**GOAL OF THE EXERCISE:** Pull every "disposent" line out of the data below.

Collected data entries:
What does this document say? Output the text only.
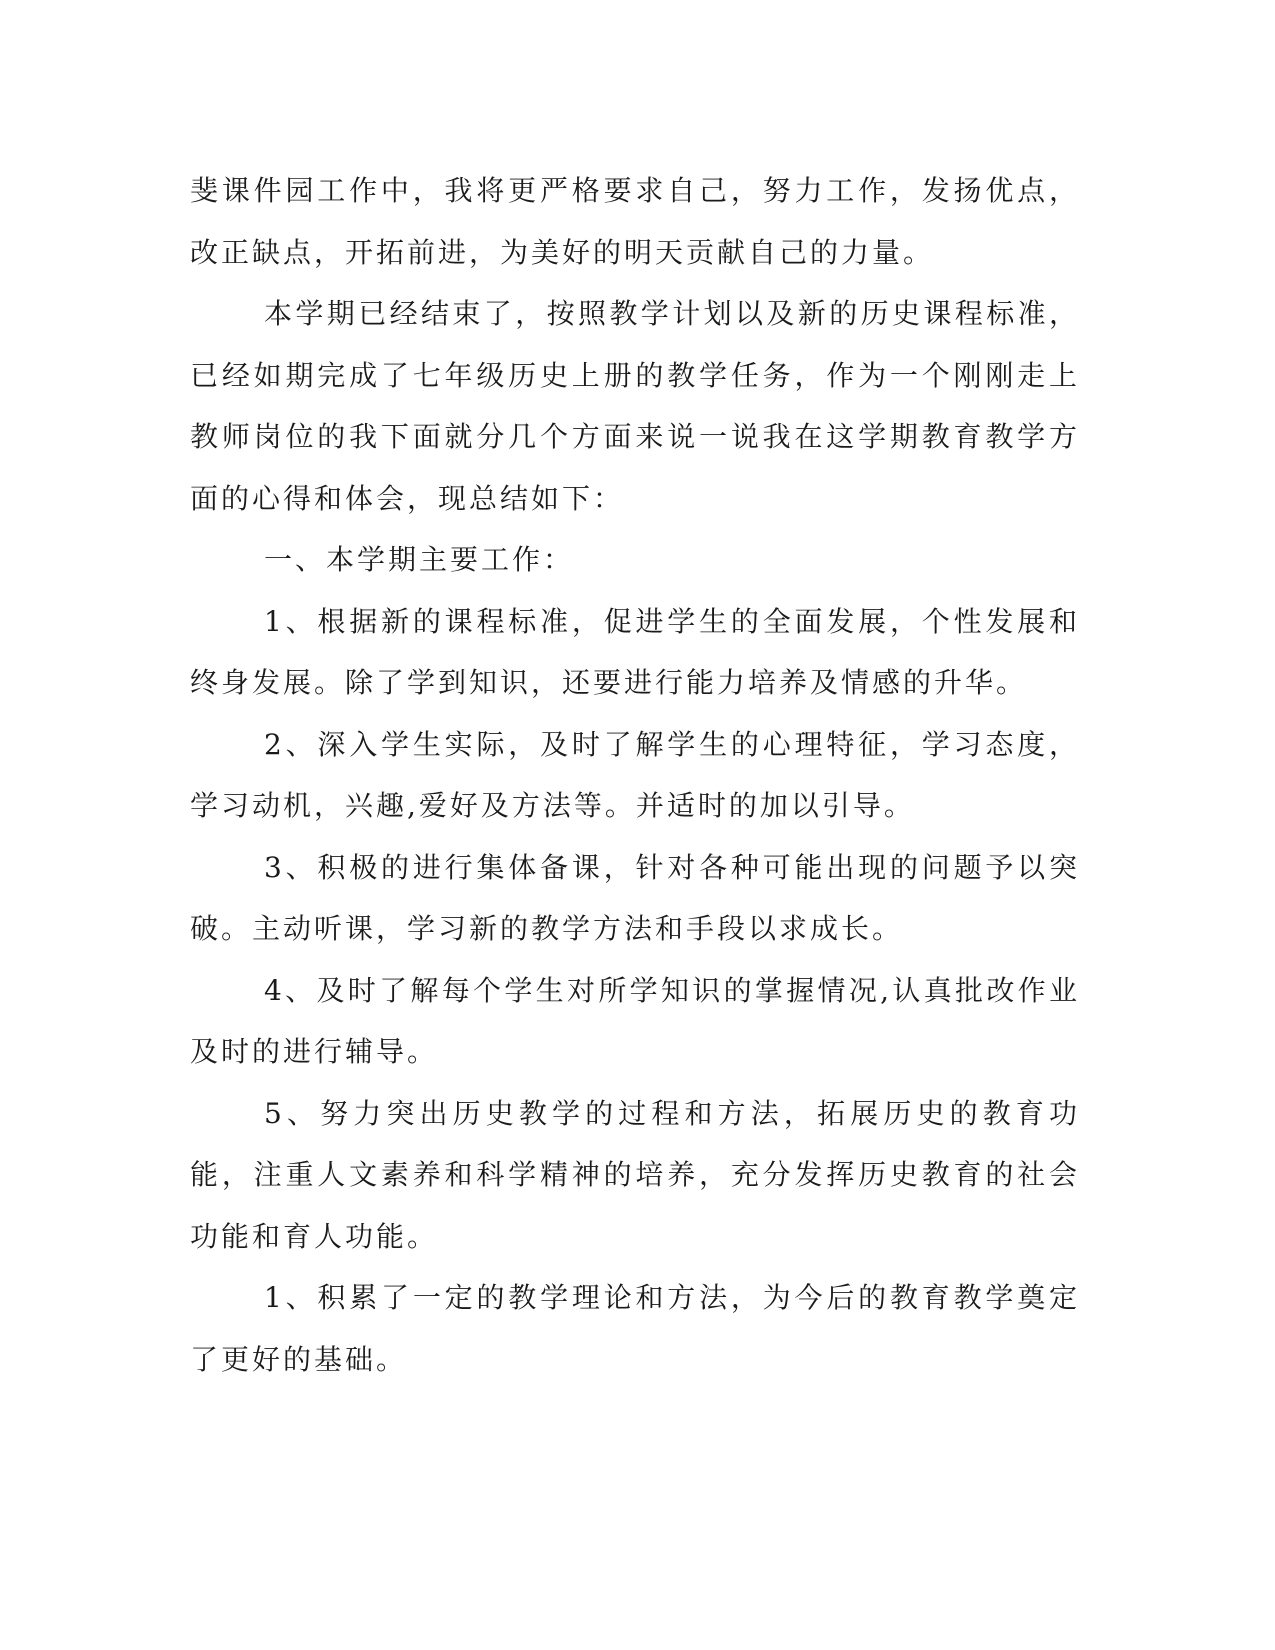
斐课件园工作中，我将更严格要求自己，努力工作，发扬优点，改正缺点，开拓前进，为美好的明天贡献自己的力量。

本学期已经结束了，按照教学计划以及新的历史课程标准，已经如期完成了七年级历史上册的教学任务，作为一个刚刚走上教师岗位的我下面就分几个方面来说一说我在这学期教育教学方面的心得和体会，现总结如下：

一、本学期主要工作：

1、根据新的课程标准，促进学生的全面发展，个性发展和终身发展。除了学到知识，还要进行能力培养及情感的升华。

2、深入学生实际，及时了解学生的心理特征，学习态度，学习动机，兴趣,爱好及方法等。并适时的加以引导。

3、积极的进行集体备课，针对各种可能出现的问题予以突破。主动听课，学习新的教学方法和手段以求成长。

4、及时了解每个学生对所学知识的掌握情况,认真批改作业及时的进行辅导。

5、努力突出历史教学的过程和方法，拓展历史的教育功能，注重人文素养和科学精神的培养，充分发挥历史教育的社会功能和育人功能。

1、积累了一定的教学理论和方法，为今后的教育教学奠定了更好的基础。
==
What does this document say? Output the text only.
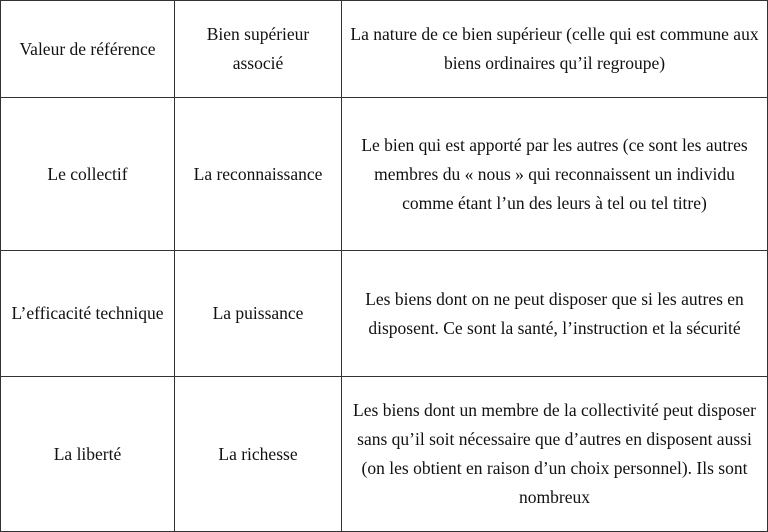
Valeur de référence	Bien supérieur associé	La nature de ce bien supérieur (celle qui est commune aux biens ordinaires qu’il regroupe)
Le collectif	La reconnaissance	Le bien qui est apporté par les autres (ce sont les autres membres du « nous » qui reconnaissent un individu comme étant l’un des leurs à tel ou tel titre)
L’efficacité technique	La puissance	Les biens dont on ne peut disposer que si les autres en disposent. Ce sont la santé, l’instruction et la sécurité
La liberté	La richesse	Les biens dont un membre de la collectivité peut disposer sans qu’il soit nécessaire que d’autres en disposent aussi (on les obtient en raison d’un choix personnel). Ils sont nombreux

**EXPECTED ANSWER:**
L’efficacité technique	La puissance	Les biens dont on ne peut disposer que si les autres en disposent. Ce sont la santé, l’instruction et la sécurité
La liberté	La richesse	Les biens dont un membre de la collectivité peut disposer sans qu’il soit nécessaire que d’autres en disposent aussi (on les obtient en raison d’un choix personnel). Ils sont nombreux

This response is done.